● THE REQUEST
Determine how many lines contain the string "frac" and reply with that number alone.

[Dataset items]
━━━━━━

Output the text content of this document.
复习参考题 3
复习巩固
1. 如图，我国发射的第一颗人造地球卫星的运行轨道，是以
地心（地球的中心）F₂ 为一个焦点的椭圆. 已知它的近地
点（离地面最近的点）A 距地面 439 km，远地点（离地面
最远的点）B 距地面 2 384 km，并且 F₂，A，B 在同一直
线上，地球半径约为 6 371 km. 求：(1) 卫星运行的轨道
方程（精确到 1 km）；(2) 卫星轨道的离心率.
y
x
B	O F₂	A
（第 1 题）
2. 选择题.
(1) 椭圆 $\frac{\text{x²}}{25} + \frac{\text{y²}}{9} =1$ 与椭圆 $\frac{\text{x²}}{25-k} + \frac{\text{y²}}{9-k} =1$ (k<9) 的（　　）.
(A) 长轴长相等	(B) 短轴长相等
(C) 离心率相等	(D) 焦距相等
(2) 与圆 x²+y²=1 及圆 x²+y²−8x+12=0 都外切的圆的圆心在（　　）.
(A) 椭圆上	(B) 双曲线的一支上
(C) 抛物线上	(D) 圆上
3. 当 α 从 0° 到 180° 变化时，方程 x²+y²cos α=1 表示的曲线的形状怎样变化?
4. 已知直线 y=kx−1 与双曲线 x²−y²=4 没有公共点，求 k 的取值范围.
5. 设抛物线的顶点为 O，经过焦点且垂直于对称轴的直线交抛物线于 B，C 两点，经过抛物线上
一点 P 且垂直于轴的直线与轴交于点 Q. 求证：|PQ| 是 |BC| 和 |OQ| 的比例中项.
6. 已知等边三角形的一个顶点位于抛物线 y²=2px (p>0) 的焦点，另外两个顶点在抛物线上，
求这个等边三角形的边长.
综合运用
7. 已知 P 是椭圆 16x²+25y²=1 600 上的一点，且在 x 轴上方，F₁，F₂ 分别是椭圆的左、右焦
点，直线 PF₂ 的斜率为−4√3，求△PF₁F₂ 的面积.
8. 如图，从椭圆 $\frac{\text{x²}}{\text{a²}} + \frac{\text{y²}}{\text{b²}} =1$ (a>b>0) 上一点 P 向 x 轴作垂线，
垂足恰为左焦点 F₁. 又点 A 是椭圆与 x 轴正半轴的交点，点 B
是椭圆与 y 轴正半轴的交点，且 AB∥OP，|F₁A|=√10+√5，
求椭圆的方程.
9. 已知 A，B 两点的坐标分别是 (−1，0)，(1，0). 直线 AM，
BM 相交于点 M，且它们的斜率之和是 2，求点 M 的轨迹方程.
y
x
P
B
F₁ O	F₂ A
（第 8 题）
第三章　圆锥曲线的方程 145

━━━━━━

● PROBLEM SOLUTION
2